Supplied records:
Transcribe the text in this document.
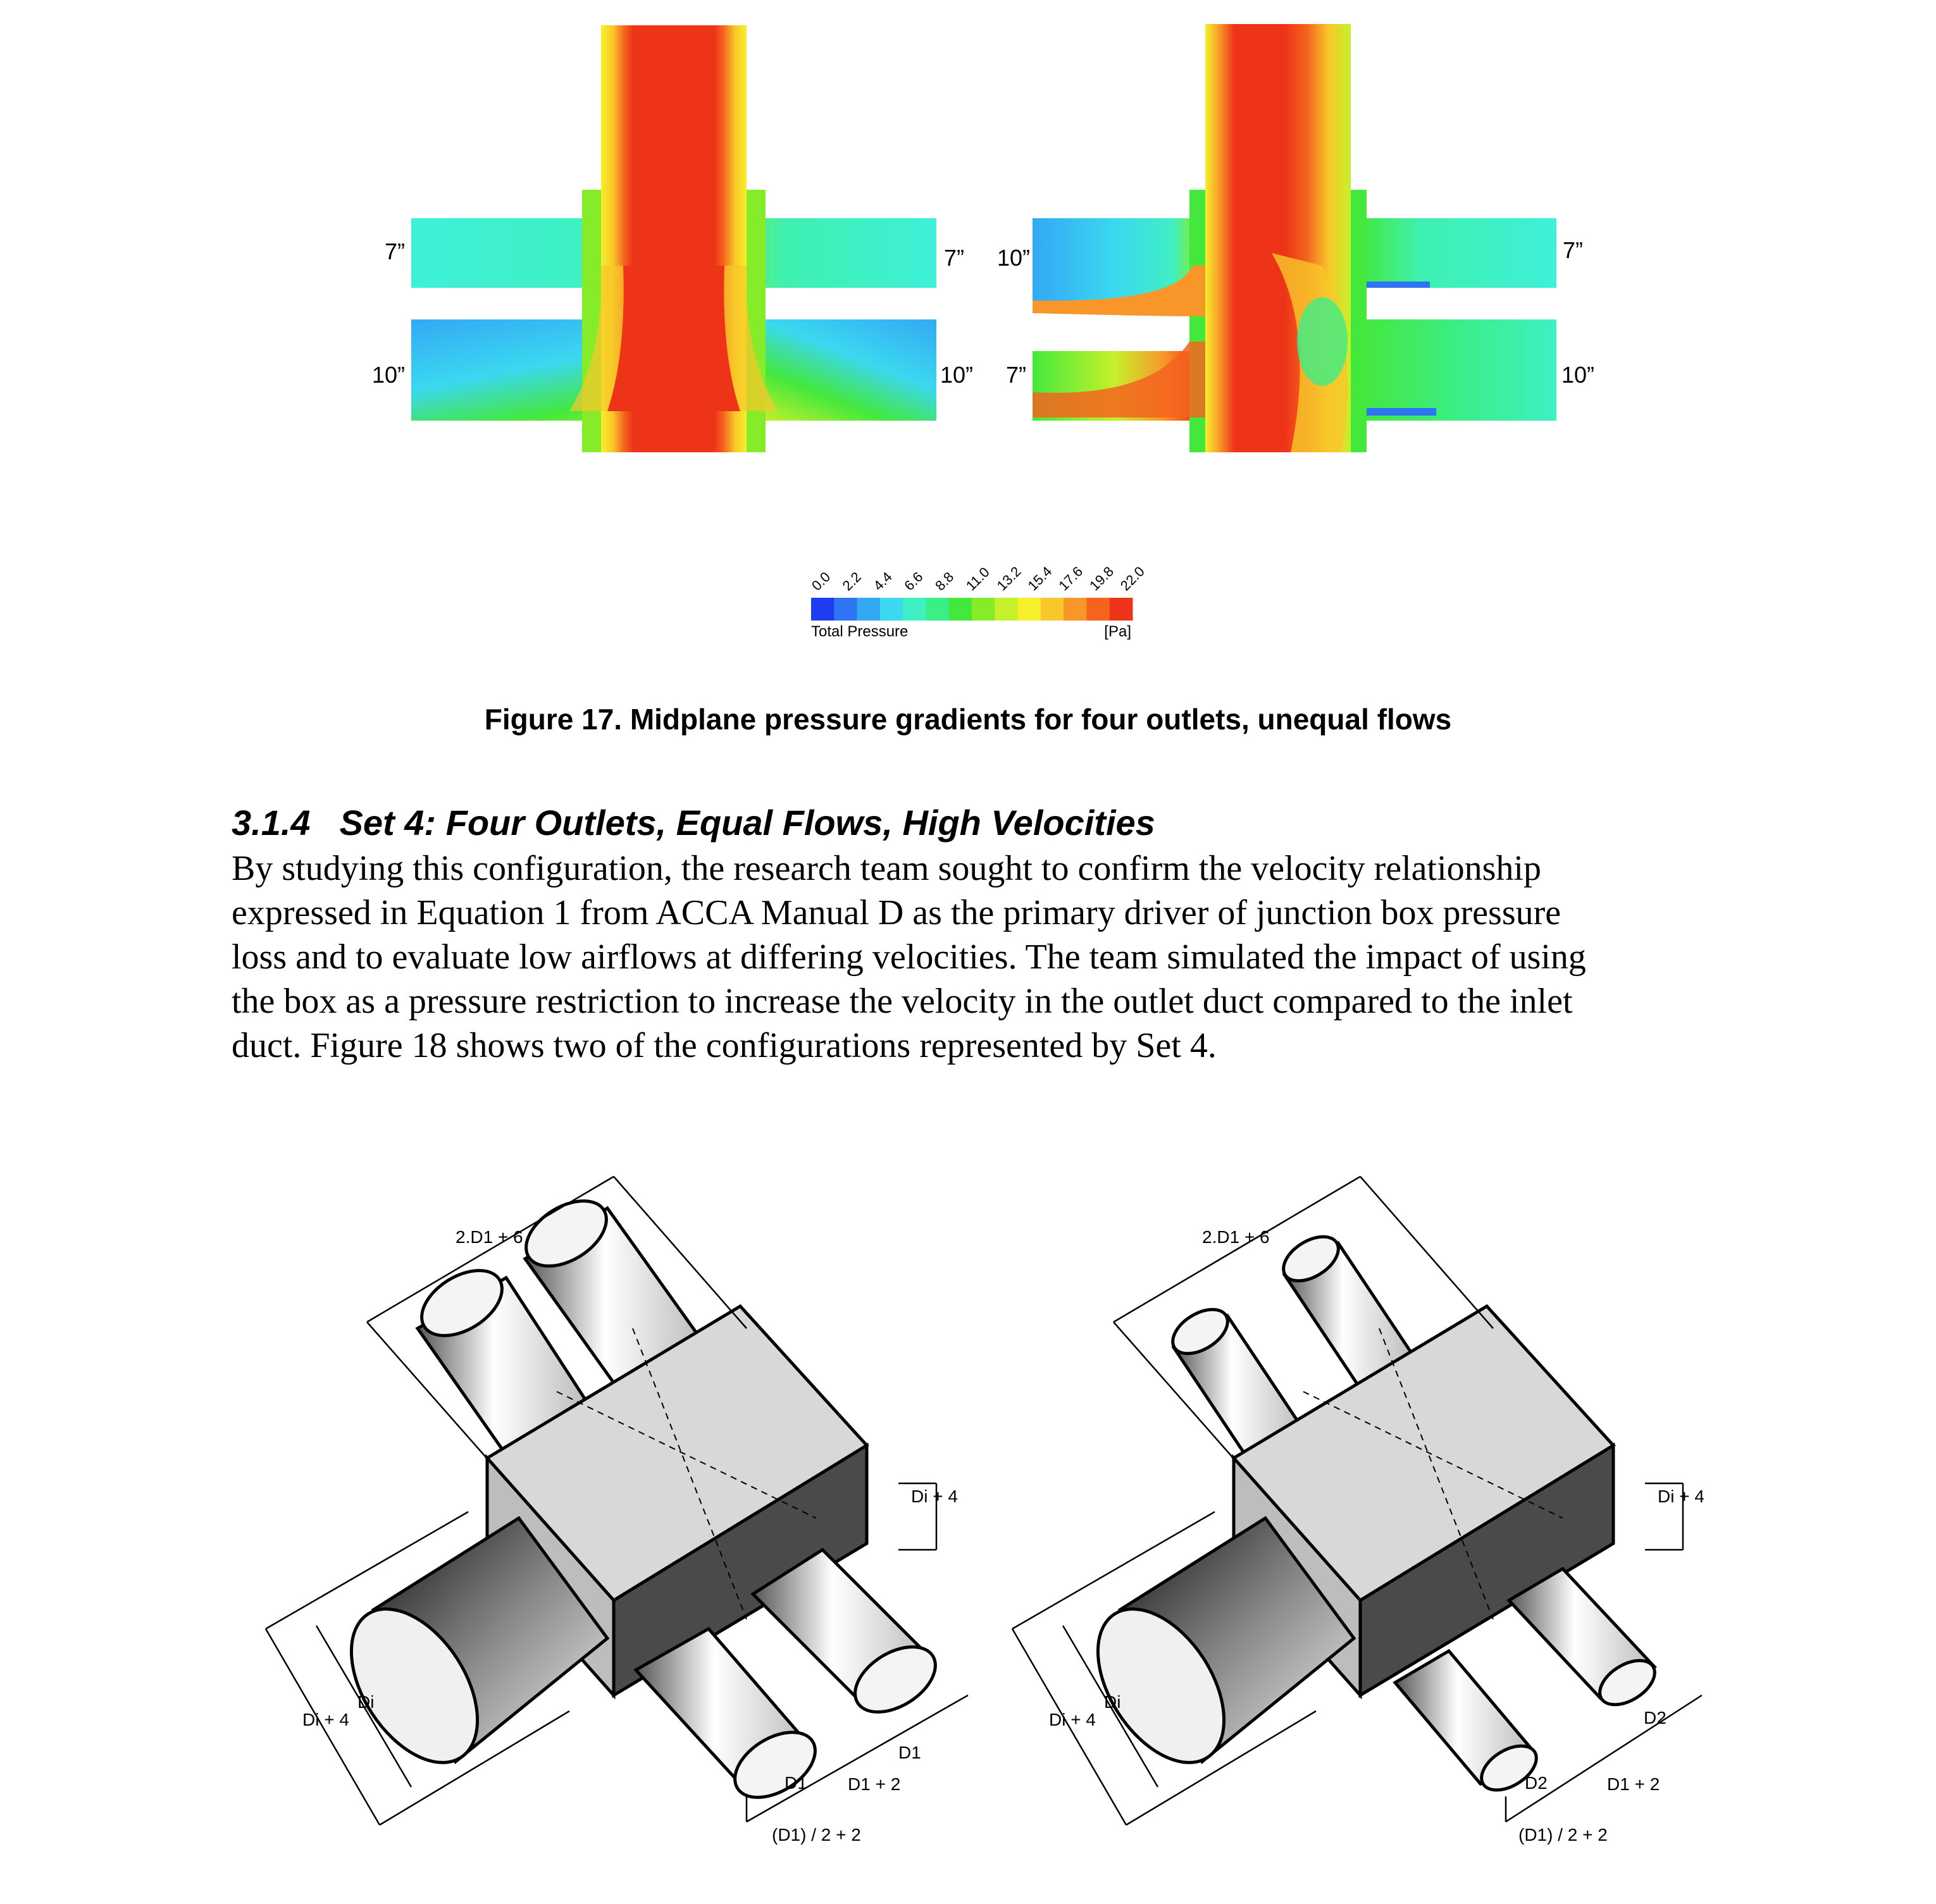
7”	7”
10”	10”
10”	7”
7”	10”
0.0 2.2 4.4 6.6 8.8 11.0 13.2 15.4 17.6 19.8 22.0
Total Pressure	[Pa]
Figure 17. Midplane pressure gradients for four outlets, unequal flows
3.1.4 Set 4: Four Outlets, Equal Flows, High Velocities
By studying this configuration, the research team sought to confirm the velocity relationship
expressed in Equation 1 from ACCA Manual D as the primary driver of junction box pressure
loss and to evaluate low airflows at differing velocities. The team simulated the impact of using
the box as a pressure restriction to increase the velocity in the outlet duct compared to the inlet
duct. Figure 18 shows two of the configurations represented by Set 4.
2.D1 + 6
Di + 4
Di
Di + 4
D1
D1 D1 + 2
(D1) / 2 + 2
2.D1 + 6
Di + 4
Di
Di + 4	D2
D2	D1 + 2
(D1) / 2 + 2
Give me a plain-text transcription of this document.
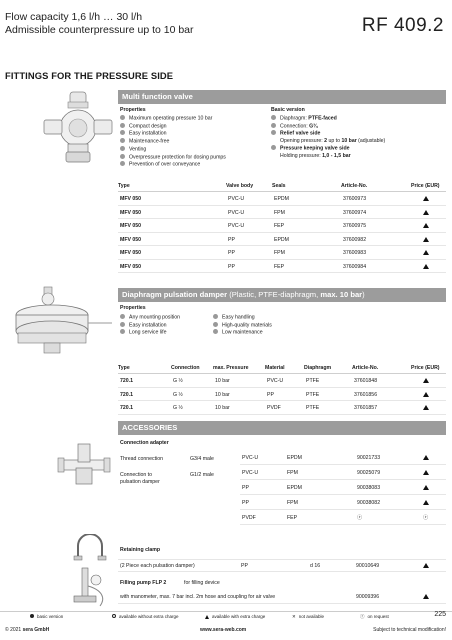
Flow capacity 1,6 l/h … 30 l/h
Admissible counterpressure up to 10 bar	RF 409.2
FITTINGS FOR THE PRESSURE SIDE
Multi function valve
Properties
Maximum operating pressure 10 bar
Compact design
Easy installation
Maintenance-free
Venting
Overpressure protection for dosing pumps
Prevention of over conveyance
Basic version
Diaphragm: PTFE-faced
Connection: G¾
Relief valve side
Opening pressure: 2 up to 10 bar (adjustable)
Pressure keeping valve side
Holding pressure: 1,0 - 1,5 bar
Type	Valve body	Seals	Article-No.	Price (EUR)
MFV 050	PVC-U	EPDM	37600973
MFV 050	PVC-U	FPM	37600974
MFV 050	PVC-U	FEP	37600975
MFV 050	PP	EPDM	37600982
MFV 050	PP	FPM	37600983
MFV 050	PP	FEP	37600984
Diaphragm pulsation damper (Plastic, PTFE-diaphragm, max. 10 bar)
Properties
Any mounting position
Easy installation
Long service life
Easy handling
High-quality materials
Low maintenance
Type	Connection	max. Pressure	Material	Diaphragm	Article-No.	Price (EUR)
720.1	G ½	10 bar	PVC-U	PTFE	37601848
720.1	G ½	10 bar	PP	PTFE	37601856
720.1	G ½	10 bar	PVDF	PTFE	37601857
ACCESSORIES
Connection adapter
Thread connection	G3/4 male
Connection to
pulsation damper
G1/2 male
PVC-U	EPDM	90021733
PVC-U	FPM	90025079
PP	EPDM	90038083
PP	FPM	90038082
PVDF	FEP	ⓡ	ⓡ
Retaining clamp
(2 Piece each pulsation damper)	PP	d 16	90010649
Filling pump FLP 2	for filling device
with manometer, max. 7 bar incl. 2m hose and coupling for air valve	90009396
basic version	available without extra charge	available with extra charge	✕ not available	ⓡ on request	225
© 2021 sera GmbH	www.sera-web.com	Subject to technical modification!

Given task:
Leaving aside the images, write out the entries above word for word.

Response to the exercise:
Transcribe the text in this document.
7”	7”
10”	10”
10”	7”
7”	10”
0.0 2.2 4.4 6.6 8.8 11.0 13.2 15.4 17.6 19.8 22.0
Total Pressure	[Pa]
Figure 17. Midplane pressure gradients for four outlets, unequal flows
3.1.4 Set 4: Four Outlets, Equal Flows, High Velocities
By studying this configuration, the research team sought to confirm the velocity relationship
expressed in Equation 1 from ACCA Manual D as the primary driver of junction box pressure
loss and to evaluate low airflows at differing velocities. The team simulated the impact of using
the box as a pressure restriction to increase the velocity in the outlet duct compared to the inlet
duct. Figure 18 shows two of the configurations represented by Set 4.
2.D1 + 6
Di + 4
Di
Di + 4
D1
D1 D1 + 2
(D1) / 2 + 2
2.D1 + 6
Di + 4
Di
Di + 4	D2
D2	D1 + 2
(D1) / 2 + 2
Give me a plain-text transcription of this document.
Flow capacity 1,6 l/h … 30 l/h
Admissible counterpressure up to 10 bar	RF 409.2
FITTINGS FOR THE PRESSURE SIDE
Multi function valve
Properties
Maximum operating pressure 10 bar
Compact design
Easy installation
Maintenance-free
Venting
Overpressure protection for dosing pumps
Prevention of over conveyance
Basic version
Diaphragm: PTFE-faced
Connection: G¾
Relief valve side
Opening pressure: 2 up to 10 bar (adjustable)
Pressure keeping valve side
Holding pressure: 1,0 - 1,5 bar
Type	Valve body	Seals	Article-No.	Price (EUR)
MFV 050	PVC-U	EPDM	37600973
MFV 050	PVC-U	FPM	37600974
MFV 050	PVC-U	FEP	37600975
MFV 050	PP	EPDM	37600982
MFV 050	PP	FPM	37600983
MFV 050	PP	FEP	37600984
Diaphragm pulsation damper (Plastic, PTFE-diaphragm, max. 10 bar)
Properties
Any mounting position
Easy installation
Long service life
Easy handling
High-quality materials
Low maintenance
Type	Connection	max. Pressure	Material	Diaphragm	Article-No.	Price (EUR)
720.1	G ½	10 bar	PVC-U	PTFE	37601848
720.1	G ½	10 bar	PP	PTFE	37601856
720.1	G ½	10 bar	PVDF	PTFE	37601857
ACCESSORIES
Connection adapter
Thread connection	G3/4 male
Connection to
pulsation damper
G1/2 male
PVC-U	EPDM	90021733
PVC-U	FPM	90025079
PP	EPDM	90038083
PP	FPM	90038082
PVDF	FEP	ⓡ	ⓡ
Retaining clamp
(2 Piece each pulsation damper)	PP	d 16	90010649
Filling pump FLP 2	for filling device
with manometer, max. 7 bar incl. 2m hose and coupling for air valve	90009396
basic version	available without extra charge	available with extra charge	✕ not available	ⓡ on request	225
© 2021 sera GmbH	www.sera-web.com	Subject to technical modification!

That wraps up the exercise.